Activity —
From the first line to the last, print the material exactly, skipping the pictures.
____________________
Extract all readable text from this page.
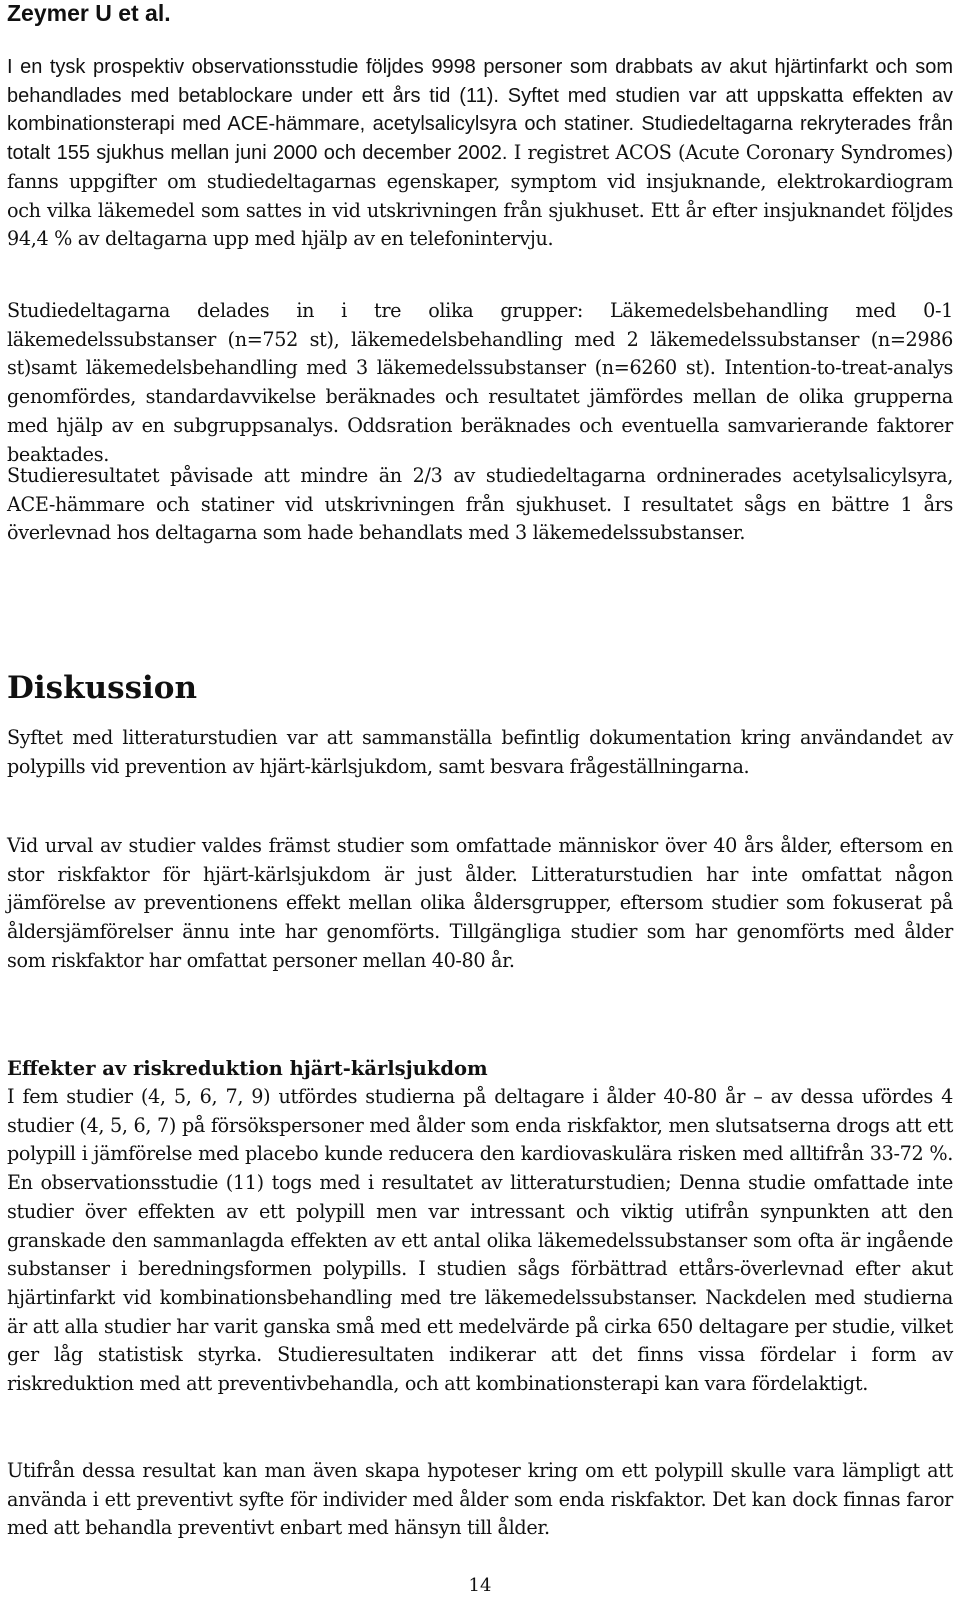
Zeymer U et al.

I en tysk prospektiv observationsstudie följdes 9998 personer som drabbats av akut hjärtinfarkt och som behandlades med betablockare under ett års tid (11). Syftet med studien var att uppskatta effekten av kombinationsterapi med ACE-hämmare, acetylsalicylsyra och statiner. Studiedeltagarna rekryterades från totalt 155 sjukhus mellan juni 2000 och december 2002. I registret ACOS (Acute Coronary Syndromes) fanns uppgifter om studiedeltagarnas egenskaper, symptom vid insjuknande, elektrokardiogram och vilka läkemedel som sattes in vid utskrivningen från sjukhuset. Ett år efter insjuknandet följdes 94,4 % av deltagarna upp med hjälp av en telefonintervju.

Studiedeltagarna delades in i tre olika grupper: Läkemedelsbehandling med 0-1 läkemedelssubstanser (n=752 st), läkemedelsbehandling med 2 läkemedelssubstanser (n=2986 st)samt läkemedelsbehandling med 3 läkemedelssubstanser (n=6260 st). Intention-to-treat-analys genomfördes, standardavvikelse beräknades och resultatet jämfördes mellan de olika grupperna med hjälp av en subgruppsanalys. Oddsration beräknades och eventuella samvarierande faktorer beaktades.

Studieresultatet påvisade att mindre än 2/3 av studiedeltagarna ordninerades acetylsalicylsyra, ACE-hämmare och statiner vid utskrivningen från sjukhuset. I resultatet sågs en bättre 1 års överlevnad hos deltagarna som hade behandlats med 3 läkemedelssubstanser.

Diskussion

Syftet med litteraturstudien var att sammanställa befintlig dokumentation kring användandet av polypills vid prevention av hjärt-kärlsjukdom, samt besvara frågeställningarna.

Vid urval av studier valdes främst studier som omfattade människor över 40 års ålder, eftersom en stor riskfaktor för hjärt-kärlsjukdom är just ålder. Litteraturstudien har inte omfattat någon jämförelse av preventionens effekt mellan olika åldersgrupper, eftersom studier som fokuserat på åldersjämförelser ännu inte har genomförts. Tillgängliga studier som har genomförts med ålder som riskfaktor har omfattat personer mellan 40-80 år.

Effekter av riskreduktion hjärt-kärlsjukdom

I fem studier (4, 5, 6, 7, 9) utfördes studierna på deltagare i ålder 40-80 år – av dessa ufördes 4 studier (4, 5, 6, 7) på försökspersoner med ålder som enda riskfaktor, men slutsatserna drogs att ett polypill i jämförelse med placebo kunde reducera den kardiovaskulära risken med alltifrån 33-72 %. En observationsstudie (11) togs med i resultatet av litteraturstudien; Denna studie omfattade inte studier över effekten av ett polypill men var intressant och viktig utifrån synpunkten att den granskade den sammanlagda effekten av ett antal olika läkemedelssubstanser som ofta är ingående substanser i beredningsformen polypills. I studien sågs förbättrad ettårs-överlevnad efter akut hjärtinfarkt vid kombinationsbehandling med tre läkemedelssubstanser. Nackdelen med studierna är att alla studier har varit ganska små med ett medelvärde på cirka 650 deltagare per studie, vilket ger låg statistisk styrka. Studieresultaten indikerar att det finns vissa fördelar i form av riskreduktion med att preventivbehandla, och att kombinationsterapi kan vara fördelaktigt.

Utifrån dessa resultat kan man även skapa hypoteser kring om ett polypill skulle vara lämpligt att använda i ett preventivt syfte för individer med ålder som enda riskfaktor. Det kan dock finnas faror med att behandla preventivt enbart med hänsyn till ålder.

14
____________________
Result of this task —
Extract all readable text from this page.
Zeymer U et al.

I en tysk prospektiv observationsstudie följdes 9998 personer som drabbats av akut hjärtinfarkt och som behandlades med betablockare under ett års tid (11). Syftet med studien var att uppskatta effekten av kombinationsterapi med ACE-hämmare, acetylsalicylsyra och statiner. Studiedeltagarna rekryterades från totalt 155 sjukhus mellan juni 2000 och december 2002. I registret ACOS (Acute Coronary Syndromes) fanns uppgifter om studiedeltagarnas egenskaper, symptom vid insjuknande, elektrokardiogram och vilka läkemedel som sattes in vid utskrivningen från sjukhuset. Ett år efter insjuknandet följdes 94,4 % av deltagarna upp med hjälp av en telefonintervju.

Studiedeltagarna delades in i tre olika grupper: Läkemedelsbehandling med 0-1 läkemedelssubstanser (n=752 st), läkemedelsbehandling med 2 läkemedelssubstanser (n=2986 st)samt läkemedelsbehandling med 3 läkemedelssubstanser (n=6260 st). Intention-to-treat-analys genomfördes, standardavvikelse beräknades och resultatet jämfördes mellan de olika grupperna med hjälp av en subgruppsanalys. Oddsration beräknades och eventuella samvarierande faktorer beaktades.

Studieresultatet påvisade att mindre än 2/3 av studiedeltagarna ordninerades acetylsalicylsyra, ACE-hämmare och statiner vid utskrivningen från sjukhuset. I resultatet sågs en bättre 1 års överlevnad hos deltagarna som hade behandlats med 3 läkemedelssubstanser.

Diskussion

Syftet med litteraturstudien var att sammanställa befintlig dokumentation kring användandet av polypills vid prevention av hjärt-kärlsjukdom, samt besvara frågeställningarna.

Vid urval av studier valdes främst studier som omfattade människor över 40 års ålder, eftersom en stor riskfaktor för hjärt-kärlsjukdom är just ålder. Litteraturstudien har inte omfattat någon jämförelse av preventionens effekt mellan olika åldersgrupper, eftersom studier som fokuserat på åldersjämförelser ännu inte har genomförts. Tillgängliga studier som har genomförts med ålder som riskfaktor har omfattat personer mellan 40-80 år.

Effekter av riskreduktion hjärt-kärlsjukdom

I fem studier (4, 5, 6, 7, 9) utfördes studierna på deltagare i ålder 40-80 år – av dessa ufördes 4 studier (4, 5, 6, 7) på försökspersoner med ålder som enda riskfaktor, men slutsatserna drogs att ett polypill i jämförelse med placebo kunde reducera den kardiovaskulära risken med alltifrån 33-72 %. En observationsstudie (11) togs med i resultatet av litteraturstudien; Denna studie omfattade inte studier över effekten av ett polypill men var intressant och viktig utifrån synpunkten att den granskade den sammanlagda effekten av ett antal olika läkemedelssubstanser som ofta är ingående substanser i beredningsformen polypills. I studien sågs förbättrad ettårs-överlevnad efter akut hjärtinfarkt vid kombinationsbehandling med tre läkemedelssubstanser. Nackdelen med studierna är att alla studier har varit ganska små med ett medelvärde på cirka 650 deltagare per studie, vilket ger låg statistisk styrka. Studieresultaten indikerar att det finns vissa fördelar i form av riskreduktion med att preventivbehandla, och att kombinationsterapi kan vara fördelaktigt.

Utifrån dessa resultat kan man även skapa hypoteser kring om ett polypill skulle vara lämpligt att använda i ett preventivt syfte för individer med ålder som enda riskfaktor. Det kan dock finnas faror med att behandla preventivt enbart med hänsyn till ålder.

14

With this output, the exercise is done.